Dataset records
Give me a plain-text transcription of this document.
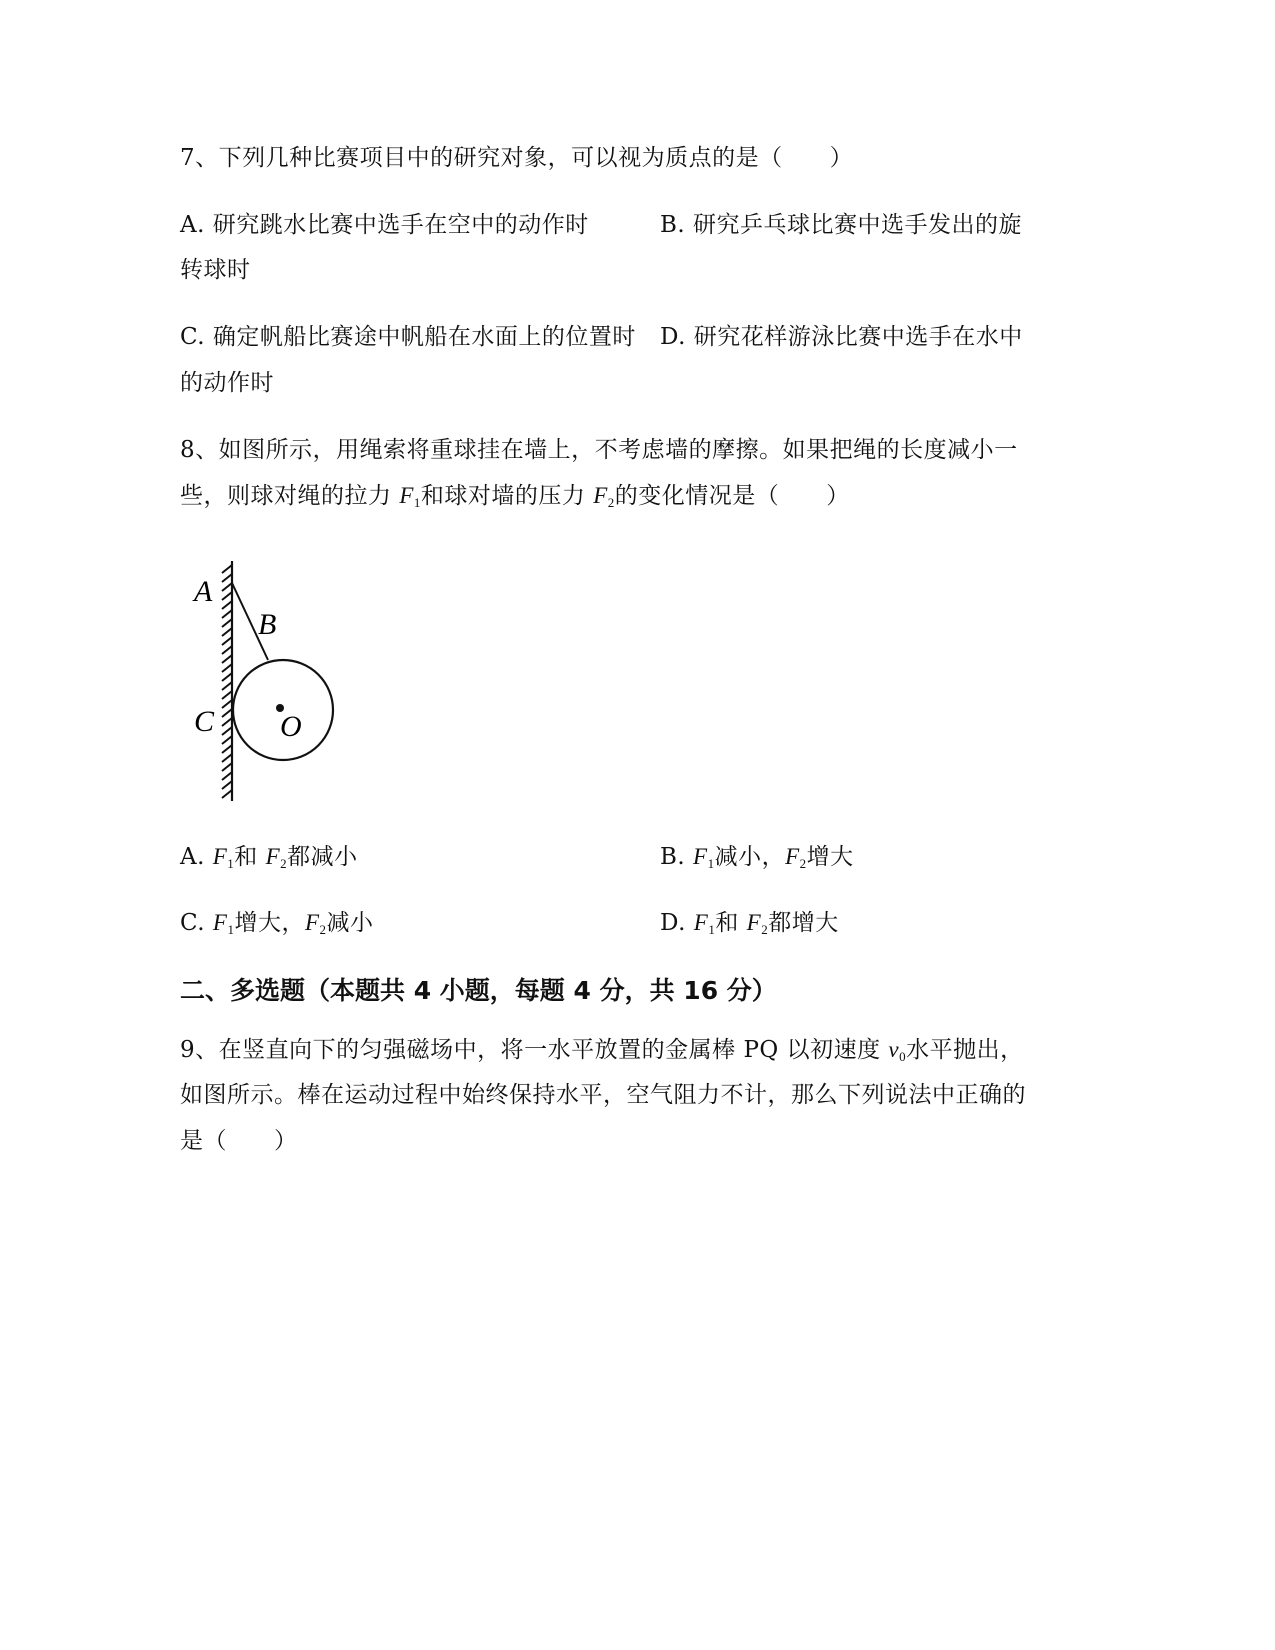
7、下列几种比赛项目中的研究对象，可以视为质点的是（　　）
A. 研究跳水比赛中选手在空中的动作时	B. 研究乒乓球比赛中选手发出的旋
转球时
C. 确定帆船比赛途中帆船在水面上的位置时 D. 研究花样游泳比赛中选手在水中
的动作时
8、如图所示，用绳索将重球挂在墙上，不考虑墙的摩擦。如果把绳的长度减小一
些，则球对绳的拉力 $F_1$和球对墙的压力 $F_2$的变化情况是（　　）
A
B
C O
A. $F_1$和 $F_2$都减小	B. $F_1$减小，$F_2$增大
C. $F_1$增大，$F_2$减小	D. $F_1$和 $F_2$都增大
二、多选题（本题共 4 小题，每题 4 分，共 16 分）
9、在竖直向下的匀强磁场中，将一水平放置的金属棒 PQ 以初速度 $v_0$水平抛出，
如图所示。棒在运动过程中始终保持水平，空气阻力不计，那么下列说法中正确的
是（　　）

Request
Find the lines above that include the string "如图所示" and copy them.

Reply to the exercise
8、如图所示，用绳索将重球挂在墙上，不考虑墙的摩擦。如果把绳的长度减小一
如图所示。棒在运动过程中始终保持水平，空气阻力不计，那么下列说法中正确的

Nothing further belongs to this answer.